Work to complete: How many of the lines below contain the word "annotation"? Reply with the number alone.

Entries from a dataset

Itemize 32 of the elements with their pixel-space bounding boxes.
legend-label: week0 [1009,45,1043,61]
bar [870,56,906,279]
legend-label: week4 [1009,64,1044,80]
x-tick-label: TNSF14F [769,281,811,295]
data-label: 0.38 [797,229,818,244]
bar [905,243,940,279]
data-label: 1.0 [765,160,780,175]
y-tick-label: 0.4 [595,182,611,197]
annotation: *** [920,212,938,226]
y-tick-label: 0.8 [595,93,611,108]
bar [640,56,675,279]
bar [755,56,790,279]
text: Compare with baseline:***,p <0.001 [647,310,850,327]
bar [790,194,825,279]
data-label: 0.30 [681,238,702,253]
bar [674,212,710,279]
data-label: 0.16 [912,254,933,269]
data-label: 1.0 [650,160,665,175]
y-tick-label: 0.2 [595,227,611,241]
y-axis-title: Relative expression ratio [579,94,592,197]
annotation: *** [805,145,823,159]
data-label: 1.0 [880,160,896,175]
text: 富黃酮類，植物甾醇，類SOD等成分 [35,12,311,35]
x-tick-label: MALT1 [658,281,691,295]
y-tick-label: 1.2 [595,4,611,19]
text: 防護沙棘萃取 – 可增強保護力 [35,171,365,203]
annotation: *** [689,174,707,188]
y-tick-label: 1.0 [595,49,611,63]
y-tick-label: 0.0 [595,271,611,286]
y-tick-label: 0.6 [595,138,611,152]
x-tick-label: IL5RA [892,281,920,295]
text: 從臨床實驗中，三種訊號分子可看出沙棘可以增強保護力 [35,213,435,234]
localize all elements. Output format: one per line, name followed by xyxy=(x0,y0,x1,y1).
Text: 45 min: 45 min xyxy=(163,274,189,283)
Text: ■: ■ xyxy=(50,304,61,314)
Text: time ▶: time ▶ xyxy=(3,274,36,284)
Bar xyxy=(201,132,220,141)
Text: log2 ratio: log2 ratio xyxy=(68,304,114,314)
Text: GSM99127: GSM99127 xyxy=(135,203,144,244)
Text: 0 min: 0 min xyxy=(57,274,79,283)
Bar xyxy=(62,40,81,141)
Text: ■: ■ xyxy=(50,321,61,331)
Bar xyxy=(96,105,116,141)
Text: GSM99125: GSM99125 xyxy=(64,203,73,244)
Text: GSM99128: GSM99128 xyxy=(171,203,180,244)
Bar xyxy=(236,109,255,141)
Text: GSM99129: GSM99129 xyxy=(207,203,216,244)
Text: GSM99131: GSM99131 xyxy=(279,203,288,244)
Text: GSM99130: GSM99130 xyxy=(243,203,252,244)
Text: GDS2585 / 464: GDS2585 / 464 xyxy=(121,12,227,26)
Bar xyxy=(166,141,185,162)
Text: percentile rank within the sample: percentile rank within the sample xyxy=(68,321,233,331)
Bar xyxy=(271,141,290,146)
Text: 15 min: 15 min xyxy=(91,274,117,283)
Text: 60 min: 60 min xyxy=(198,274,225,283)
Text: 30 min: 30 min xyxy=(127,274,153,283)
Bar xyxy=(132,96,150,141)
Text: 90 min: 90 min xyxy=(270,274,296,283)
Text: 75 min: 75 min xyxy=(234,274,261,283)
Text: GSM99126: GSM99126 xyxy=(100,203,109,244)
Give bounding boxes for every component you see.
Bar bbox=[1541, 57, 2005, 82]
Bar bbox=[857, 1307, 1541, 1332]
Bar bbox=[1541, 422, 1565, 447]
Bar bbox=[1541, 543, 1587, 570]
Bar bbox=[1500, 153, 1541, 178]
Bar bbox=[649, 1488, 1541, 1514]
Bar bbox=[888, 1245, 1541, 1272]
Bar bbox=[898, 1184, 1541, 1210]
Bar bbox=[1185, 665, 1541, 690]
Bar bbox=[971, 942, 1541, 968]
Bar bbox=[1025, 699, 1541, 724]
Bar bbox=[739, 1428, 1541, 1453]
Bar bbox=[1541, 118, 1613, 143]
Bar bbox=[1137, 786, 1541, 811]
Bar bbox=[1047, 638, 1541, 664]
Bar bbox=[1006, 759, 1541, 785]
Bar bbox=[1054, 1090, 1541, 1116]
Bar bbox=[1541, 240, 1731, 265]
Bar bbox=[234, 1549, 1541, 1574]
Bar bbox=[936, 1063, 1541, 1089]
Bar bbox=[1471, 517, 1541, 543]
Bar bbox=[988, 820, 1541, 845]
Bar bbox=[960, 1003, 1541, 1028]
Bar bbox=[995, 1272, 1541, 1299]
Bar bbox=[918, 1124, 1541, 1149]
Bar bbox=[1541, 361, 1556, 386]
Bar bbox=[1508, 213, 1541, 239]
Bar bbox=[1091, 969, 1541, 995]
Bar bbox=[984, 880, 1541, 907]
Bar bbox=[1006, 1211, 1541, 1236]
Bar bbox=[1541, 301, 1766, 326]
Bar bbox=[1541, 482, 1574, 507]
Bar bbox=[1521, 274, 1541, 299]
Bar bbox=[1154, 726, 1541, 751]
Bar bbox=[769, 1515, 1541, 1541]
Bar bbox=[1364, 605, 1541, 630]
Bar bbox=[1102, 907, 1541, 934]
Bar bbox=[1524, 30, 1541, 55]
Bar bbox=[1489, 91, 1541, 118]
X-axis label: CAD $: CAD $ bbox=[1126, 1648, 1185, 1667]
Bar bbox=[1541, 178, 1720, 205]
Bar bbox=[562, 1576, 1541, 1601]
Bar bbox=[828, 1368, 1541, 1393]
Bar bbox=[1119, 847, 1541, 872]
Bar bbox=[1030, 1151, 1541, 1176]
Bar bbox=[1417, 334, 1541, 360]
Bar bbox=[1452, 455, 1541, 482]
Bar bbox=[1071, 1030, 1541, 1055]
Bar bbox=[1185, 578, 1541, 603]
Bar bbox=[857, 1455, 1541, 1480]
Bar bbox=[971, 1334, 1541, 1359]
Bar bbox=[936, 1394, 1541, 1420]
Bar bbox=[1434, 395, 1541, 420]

Written answer: 3